TASK PROMPT:
Format every line of the items below as a Markdown table with the columns "Row" and "Line", giving each line a row number and omitting blank lines. Leave the pictures out of the answer.

MATERIAL SUPPLIED:
========================================
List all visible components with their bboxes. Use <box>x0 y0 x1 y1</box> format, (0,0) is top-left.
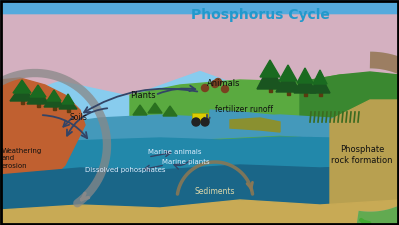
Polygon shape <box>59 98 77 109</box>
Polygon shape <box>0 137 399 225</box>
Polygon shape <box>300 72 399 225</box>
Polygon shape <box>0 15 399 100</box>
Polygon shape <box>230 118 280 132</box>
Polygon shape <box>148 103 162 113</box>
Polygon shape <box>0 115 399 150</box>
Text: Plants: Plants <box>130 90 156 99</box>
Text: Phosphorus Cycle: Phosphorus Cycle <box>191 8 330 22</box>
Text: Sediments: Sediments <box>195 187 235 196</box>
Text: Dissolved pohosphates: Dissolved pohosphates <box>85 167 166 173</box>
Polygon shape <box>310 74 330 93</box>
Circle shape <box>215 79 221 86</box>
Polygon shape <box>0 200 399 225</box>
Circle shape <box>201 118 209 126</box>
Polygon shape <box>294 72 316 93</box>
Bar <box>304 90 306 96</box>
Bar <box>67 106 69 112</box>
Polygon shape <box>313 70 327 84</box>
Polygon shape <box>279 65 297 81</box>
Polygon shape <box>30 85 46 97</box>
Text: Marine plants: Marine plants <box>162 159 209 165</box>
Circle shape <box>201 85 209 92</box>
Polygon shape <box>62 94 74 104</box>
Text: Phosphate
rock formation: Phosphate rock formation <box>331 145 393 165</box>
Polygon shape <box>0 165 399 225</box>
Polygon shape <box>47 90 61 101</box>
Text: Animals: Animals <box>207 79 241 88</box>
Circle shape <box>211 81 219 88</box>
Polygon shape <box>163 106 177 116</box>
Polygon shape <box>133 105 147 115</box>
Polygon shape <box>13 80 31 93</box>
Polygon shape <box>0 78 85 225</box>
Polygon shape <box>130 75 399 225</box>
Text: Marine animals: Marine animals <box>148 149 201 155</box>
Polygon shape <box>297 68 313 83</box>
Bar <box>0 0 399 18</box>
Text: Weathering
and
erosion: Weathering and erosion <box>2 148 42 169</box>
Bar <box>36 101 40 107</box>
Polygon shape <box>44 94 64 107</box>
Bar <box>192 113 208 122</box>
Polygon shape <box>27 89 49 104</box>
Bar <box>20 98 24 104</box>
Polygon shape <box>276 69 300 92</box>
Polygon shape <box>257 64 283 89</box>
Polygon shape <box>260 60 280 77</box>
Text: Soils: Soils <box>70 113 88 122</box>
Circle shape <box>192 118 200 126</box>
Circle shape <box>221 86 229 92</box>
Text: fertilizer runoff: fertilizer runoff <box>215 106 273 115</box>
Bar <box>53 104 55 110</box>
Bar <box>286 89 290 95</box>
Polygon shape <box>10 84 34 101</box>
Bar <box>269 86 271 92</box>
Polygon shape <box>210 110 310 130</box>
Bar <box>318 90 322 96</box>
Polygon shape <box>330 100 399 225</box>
========================================
THE SOLUTION:
| Row | Line |
|---|---|
| 1 | List all visible components with their bboxes. Use <box>x0 y0 x1 y1</box> format, (0,0) is top-left. |
| 2 | Polygon shape <box>59 98 77 109</box> |
| 3 | Polygon shape <box>0 137 399 225</box> |
| 4 | Polygon shape <box>300 72 399 225</box> |
| 5 | Polygon shape <box>0 15 399 100</box> |
| 6 | Polygon shape <box>230 118 280 132</box> |
| 7 | Polygon shape <box>148 103 162 113</box> |
| 8 | Polygon shape <box>0 115 399 150</box> |
| 9 | Text: Plants: Plants <box>130 90 156 99</box> |
| 10 | Text: Phosphorus Cycle: Phosphorus Cycle <box>191 8 330 22</box> |
| 11 | Text: Sediments: Sediments <box>195 187 235 196</box> |
| 12 | Text: Dissolved pohosphates: Dissolved pohosphates <box>85 167 166 173</box> |
| 13 | Polygon shape <box>310 74 330 93</box> |
| 14 | Circle shape <box>215 79 221 86</box> |
| 15 | Polygon shape <box>0 200 399 225</box> |
| 16 | Circle shape <box>201 118 209 126</box> |
| 17 | Polygon shape <box>294 72 316 93</box> |
| 18 | Bar <box>304 90 306 96</box> |
| 19 | Bar <box>67 106 69 112</box> |
| 20 | Polygon shape <box>313 70 327 84</box> |
| 21 | Polygon shape <box>279 65 297 81</box> |
| 22 | Polygon shape <box>30 85 46 97</box> |
| 23 | Text: Marine plants: Marine plants <box>162 159 209 165</box> |
| 24 | Circle shape <box>201 85 209 92</box> |
| 25 | Polygon shape <box>62 94 74 104</box> |
| 26 | Text: Phosphate |
| 27 | rock formation: Phosphate rock formation <box>331 145 393 165</box> |
| 28 | Polygon shape <box>0 165 399 225</box> |
| 29 | Polygon shape <box>47 90 61 101</box> |
| 30 | Text: Animals: Animals <box>207 79 241 88</box> |
| 31 | Circle shape <box>211 81 219 88</box> |
| 32 | Polygon shape <box>163 106 177 116</box> |
| 33 | Polygon shape <box>133 105 147 115</box> |
| 34 | Polygon shape <box>13 80 31 93</box> |
| 35 | Polygon shape <box>0 78 85 225</box> |
| 36 | Polygon shape <box>130 75 399 225</box> |
| 37 | Text: Marine animals: Marine animals <box>148 149 201 155</box> |
| 38 | Polygon shape <box>297 68 313 83</box> |
| 39 | Bar <box>0 0 399 18</box> |
| 40 | Text: Weathering |
| 41 | and |
| 42 | erosion: Weathering and erosion <box>2 148 42 169</box> |
| 43 | Bar <box>36 101 40 107</box> |
| 44 | Polygon shape <box>44 94 64 107</box> |
| 45 | Bar <box>192 113 208 122</box> |
| 46 | Polygon shape <box>27 89 49 104</box> |
| 47 | Bar <box>20 98 24 104</box> |
| 48 | Polygon shape <box>276 69 300 92</box> |
| 49 | Polygon shape <box>257 64 283 89</box> |
| 50 | Polygon shape <box>260 60 280 77</box> |
| 51 | Text: Soils: Soils <box>70 113 88 122</box> |
| 52 | Circle shape <box>192 118 200 126</box> |
| 53 | Circle shape <box>221 86 229 92</box> |
| 54 | Text: fertilizer runoff: fertilizer runoff <box>215 106 273 115</box> |
| 55 | Bar <box>53 104 55 110</box> |
| 56 | Bar <box>286 89 290 95</box> |
| 57 | Polygon shape <box>10 84 34 101</box> |
| 58 | Bar <box>269 86 271 92</box> |
| 59 | Polygon shape <box>210 110 310 130</box> |
| 60 | Bar <box>318 90 322 96</box> |
| 61 | Polygon shape <box>330 100 399 225</box> |